TASK INSTRUCTIONS
All of the records below must be output exactly, with no pictures carried over.

Entries from a visual dataset
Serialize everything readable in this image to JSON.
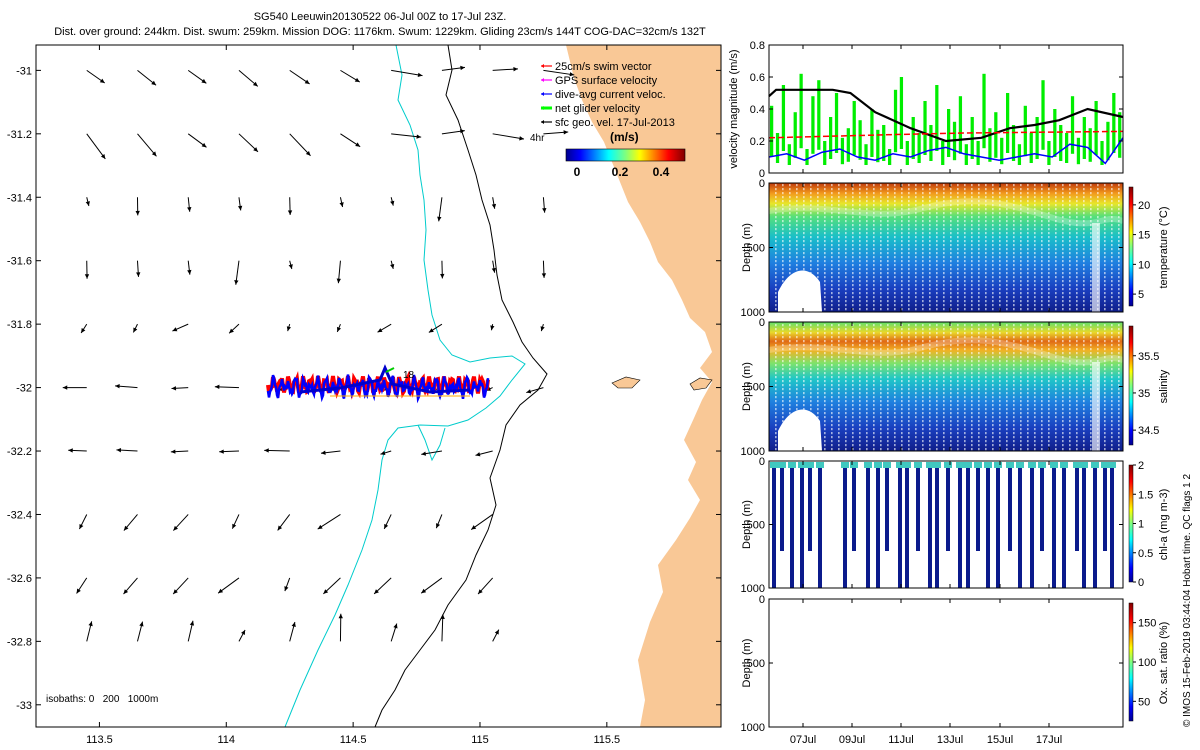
{
  "header": {
    "title": "SG540 Leeuwin20130522 06-Jul 00Z to 17-Jul 23Z.",
    "subtitle": "Dist. over ground: 244km. Dist. swum: 259km. Mission DOG: 1176km. Swum: 1229km. Gliding 23cm/s 144T COG-DAC=32cm/s 132T"
  },
  "map": {
    "legend": [
      {
        "label": "25cm/s swim vector",
        "color": "#ff0000"
      },
      {
        "label": "GPS surface velocity",
        "color": "#ff00ff"
      },
      {
        "label": "dive-avg current veloc.",
        "color": "#0000ff"
      },
      {
        "label": "net glider velocity",
        "color": "#00ff00"
      },
      {
        "label": "sfc geo. vel. 17-Jul-2013",
        "color": "#000000"
      }
    ],
    "legend_extra": "4hr",
    "colorbar_title": "(m/s)",
    "colorbar_ticks": [
      "0",
      "0.2",
      "0.4"
    ],
    "isobaths_label": "isobaths: 0   200   1000m",
    "track_label": "18",
    "land_color": "#f9c896",
    "iso200_color": "#00cccc",
    "iso1000_color": "#000000"
  },
  "chart_data": [
    {
      "type": "map",
      "xticks": [
        "113.5",
        "114",
        "114.5",
        "115",
        "115.5"
      ],
      "yticks": [
        "-31",
        "-31.2",
        "-31.4",
        "-31.6",
        "-31.8",
        "-32",
        "-32.2",
        "-32.4",
        "-32.6",
        "-32.8",
        "-33"
      ],
      "xlim": [
        113.25,
        115.95
      ],
      "ylim": [
        -33.07,
        -30.92
      ]
    },
    {
      "type": "bar",
      "ylabel": "velocity magnitude (m/s)",
      "yticks": [
        "0",
        "0.2",
        "0.4",
        "0.6",
        "0.8"
      ],
      "ylim": [
        0,
        0.8
      ],
      "series": [
        {
          "name": "net glider velocity",
          "color": "#00ee00",
          "values": [
            0.42,
            0.25,
            0.55,
            0.18,
            0.38,
            0.62,
            0.15,
            0.48,
            0.58,
            0.2,
            0.35,
            0.5,
            0.22,
            0.28,
            0.45,
            0.33,
            0.18,
            0.4,
            0.27,
            0.3,
            0.15,
            0.52,
            0.6,
            0.2,
            0.35,
            0.25,
            0.45,
            0.3,
            0.55,
            0.2,
            0.4,
            0.32,
            0.48,
            0.18,
            0.35,
            0.2,
            0.62,
            0.28,
            0.38,
            0.22,
            0.5,
            0.3,
            0.18,
            0.42,
            0.25,
            0.35,
            0.58,
            0.2,
            0.4,
            0.3,
            0.25,
            0.48,
            0.22,
            0.35,
            0.28,
            0.45,
            0.2,
            0.32,
            0.5,
            0.38
          ]
        },
        {
          "name": "sfc geo. vel.",
          "color": "#000000",
          "x": [
            0,
            0.02,
            0.18,
            0.23,
            0.3,
            0.4,
            0.5,
            0.6,
            0.68,
            0.75,
            0.82,
            0.9,
            1
          ],
          "values": [
            0.48,
            0.52,
            0.52,
            0.5,
            0.38,
            0.28,
            0.2,
            0.22,
            0.28,
            0.3,
            0.33,
            0.4,
            0.35
          ]
        },
        {
          "name": "dive-avg current",
          "color": "#0000ff",
          "x": [
            0,
            0.05,
            0.1,
            0.15,
            0.2,
            0.25,
            0.3,
            0.35,
            0.4,
            0.45,
            0.5,
            0.55,
            0.6,
            0.65,
            0.7,
            0.75,
            0.8,
            0.85,
            0.9,
            0.95,
            1
          ],
          "values": [
            0.1,
            0.12,
            0.08,
            0.13,
            0.15,
            0.1,
            0.08,
            0.12,
            0.1,
            0.14,
            0.16,
            0.12,
            0.1,
            0.08,
            0.1,
            0.12,
            0.1,
            0.18,
            0.16,
            0.06,
            0.22
          ]
        },
        {
          "name": "swim",
          "color": "#ff0000",
          "x": [
            0,
            0.35,
            0.55,
            1
          ],
          "values": [
            0.22,
            0.24,
            0.25,
            0.26
          ]
        }
      ]
    },
    {
      "type": "heatmap",
      "ylabel": "Depth (m)",
      "yticks": [
        "0",
        "500",
        "1000"
      ],
      "cbar_label": "temperature (°C)",
      "cbar_ticks": [
        "5",
        "10",
        "15",
        "20"
      ],
      "cbar_range": [
        3,
        23
      ]
    },
    {
      "type": "heatmap",
      "ylabel": "Depth (m)",
      "yticks": [
        "0",
        "500",
        "1000"
      ],
      "cbar_label": "salinity",
      "cbar_ticks": [
        "34.5",
        "35",
        "35.5"
      ],
      "cbar_range": [
        34.3,
        35.9
      ]
    },
    {
      "type": "heatmap",
      "ylabel": "Depth (m)",
      "yticks": [
        "0",
        "500",
        "1000"
      ],
      "cbar_label": "chl-a (mg m-3)",
      "cbar_ticks": [
        "0",
        "0.5",
        "1",
        "1.5",
        "2"
      ],
      "cbar_range": [
        0,
        2
      ]
    },
    {
      "type": "heatmap",
      "ylabel": "Depth (m)",
      "yticks": [
        "0",
        "500",
        "1000"
      ],
      "cbar_label": "Ox. sat. ratio (%)",
      "cbar_ticks": [
        "50",
        "100",
        "150"
      ],
      "cbar_range": [
        25,
        175
      ],
      "xticks": [
        "07Jul",
        "09Jul",
        "11Jul",
        "13Jul",
        "15Jul",
        "17Jul"
      ]
    }
  ],
  "credit": "© IMOS 15-Feb-2019 03:44:04 Hobart time. QC flags 1  2"
}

SOLUTION
Serialize everything readable in this image to JSON.
{
  "header": {
    "title": "SG540 Leeuwin20130522 06-Jul 00Z to 17-Jul 23Z.",
    "subtitle": "Dist. over ground: 244km. Dist. swum: 259km. Mission DOG: 1176km. Swum: 1229km. Gliding 23cm/s 144T COG-DAC=32cm/s 132T"
  },
  "map": {
    "legend": [
      {
        "label": "25cm/s swim vector",
        "color": "#ff0000"
      },
      {
        "label": "GPS surface velocity",
        "color": "#ff00ff"
      },
      {
        "label": "dive-avg current veloc.",
        "color": "#0000ff"
      },
      {
        "label": "net glider velocity",
        "color": "#00ff00"
      },
      {
        "label": "sfc geo. vel. 17-Jul-2013",
        "color": "#000000"
      }
    ],
    "legend_extra": "4hr",
    "colorbar_title": "(m/s)",
    "colorbar_ticks": [
      "0",
      "0.2",
      "0.4"
    ],
    "isobaths_label": "isobaths: 0   200   1000m",
    "track_label": "18",
    "land_color": "#f9c896",
    "iso200_color": "#00cccc",
    "iso1000_color": "#000000"
  },
  "chart_data": [
    {
      "type": "map",
      "xticks": [
        "113.5",
        "114",
        "114.5",
        "115",
        "115.5"
      ],
      "yticks": [
        "-31",
        "-31.2",
        "-31.4",
        "-31.6",
        "-31.8",
        "-32",
        "-32.2",
        "-32.4",
        "-32.6",
        "-32.8",
        "-33"
      ],
      "xlim": [
        113.25,
        115.95
      ],
      "ylim": [
        -33.07,
        -30.92
      ]
    },
    {
      "type": "bar",
      "ylabel": "velocity magnitude (m/s)",
      "yticks": [
        "0",
        "0.2",
        "0.4",
        "0.6",
        "0.8"
      ],
      "ylim": [
        0,
        0.8
      ],
      "series": [
        {
          "name": "net glider velocity",
          "color": "#00ee00",
          "values": [
            0.42,
            0.25,
            0.55,
            0.18,
            0.38,
            0.62,
            0.15,
            0.48,
            0.58,
            0.2,
            0.35,
            0.5,
            0.22,
            0.28,
            0.45,
            0.33,
            0.18,
            0.4,
            0.27,
            0.3,
            0.15,
            0.52,
            0.6,
            0.2,
            0.35,
            0.25,
            0.45,
            0.3,
            0.55,
            0.2,
            0.4,
            0.32,
            0.48,
            0.18,
            0.35,
            0.2,
            0.62,
            0.28,
            0.38,
            0.22,
            0.5,
            0.3,
            0.18,
            0.42,
            0.25,
            0.35,
            0.58,
            0.2,
            0.4,
            0.3,
            0.25,
            0.48,
            0.22,
            0.35,
            0.28,
            0.45,
            0.2,
            0.32,
            0.5,
            0.38
          ]
        },
        {
          "name": "sfc geo. vel.",
          "color": "#000000",
          "x": [
            0,
            0.02,
            0.18,
            0.23,
            0.3,
            0.4,
            0.5,
            0.6,
            0.68,
            0.75,
            0.82,
            0.9,
            1
          ],
          "values": [
            0.48,
            0.52,
            0.52,
            0.5,
            0.38,
            0.28,
            0.2,
            0.22,
            0.28,
            0.3,
            0.33,
            0.4,
            0.35
          ]
        },
        {
          "name": "dive-avg current",
          "color": "#0000ff",
          "x": [
            0,
            0.05,
            0.1,
            0.15,
            0.2,
            0.25,
            0.3,
            0.35,
            0.4,
            0.45,
            0.5,
            0.55,
            0.6,
            0.65,
            0.7,
            0.75,
            0.8,
            0.85,
            0.9,
            0.95,
            1
          ],
          "values": [
            0.1,
            0.12,
            0.08,
            0.13,
            0.15,
            0.1,
            0.08,
            0.12,
            0.1,
            0.14,
            0.16,
            0.12,
            0.1,
            0.08,
            0.1,
            0.12,
            0.1,
            0.18,
            0.16,
            0.06,
            0.22
          ]
        },
        {
          "name": "swim",
          "color": "#ff0000",
          "x": [
            0,
            0.35,
            0.55,
            1
          ],
          "values": [
            0.22,
            0.24,
            0.25,
            0.26
          ]
        }
      ]
    },
    {
      "type": "heatmap",
      "ylabel": "Depth (m)",
      "yticks": [
        "0",
        "500",
        "1000"
      ],
      "cbar_label": "temperature (°C)",
      "cbar_ticks": [
        "5",
        "10",
        "15",
        "20"
      ],
      "cbar_range": [
        3,
        23
      ]
    },
    {
      "type": "heatmap",
      "ylabel": "Depth (m)",
      "yticks": [
        "0",
        "500",
        "1000"
      ],
      "cbar_label": "salinity",
      "cbar_ticks": [
        "34.5",
        "35",
        "35.5"
      ],
      "cbar_range": [
        34.3,
        35.9
      ]
    },
    {
      "type": "heatmap",
      "ylabel": "Depth (m)",
      "yticks": [
        "0",
        "500",
        "1000"
      ],
      "cbar_label": "chl-a (mg m-3)",
      "cbar_ticks": [
        "0",
        "0.5",
        "1",
        "1.5",
        "2"
      ],
      "cbar_range": [
        0,
        2
      ]
    },
    {
      "type": "heatmap",
      "ylabel": "Depth (m)",
      "yticks": [
        "0",
        "500",
        "1000"
      ],
      "cbar_label": "Ox. sat. ratio (%)",
      "cbar_ticks": [
        "50",
        "100",
        "150"
      ],
      "cbar_range": [
        25,
        175
      ],
      "xticks": [
        "07Jul",
        "09Jul",
        "11Jul",
        "13Jul",
        "15Jul",
        "17Jul"
      ]
    }
  ],
  "credit": "© IMOS 15-Feb-2019 03:44:04 Hobart time. QC flags 1  2"
}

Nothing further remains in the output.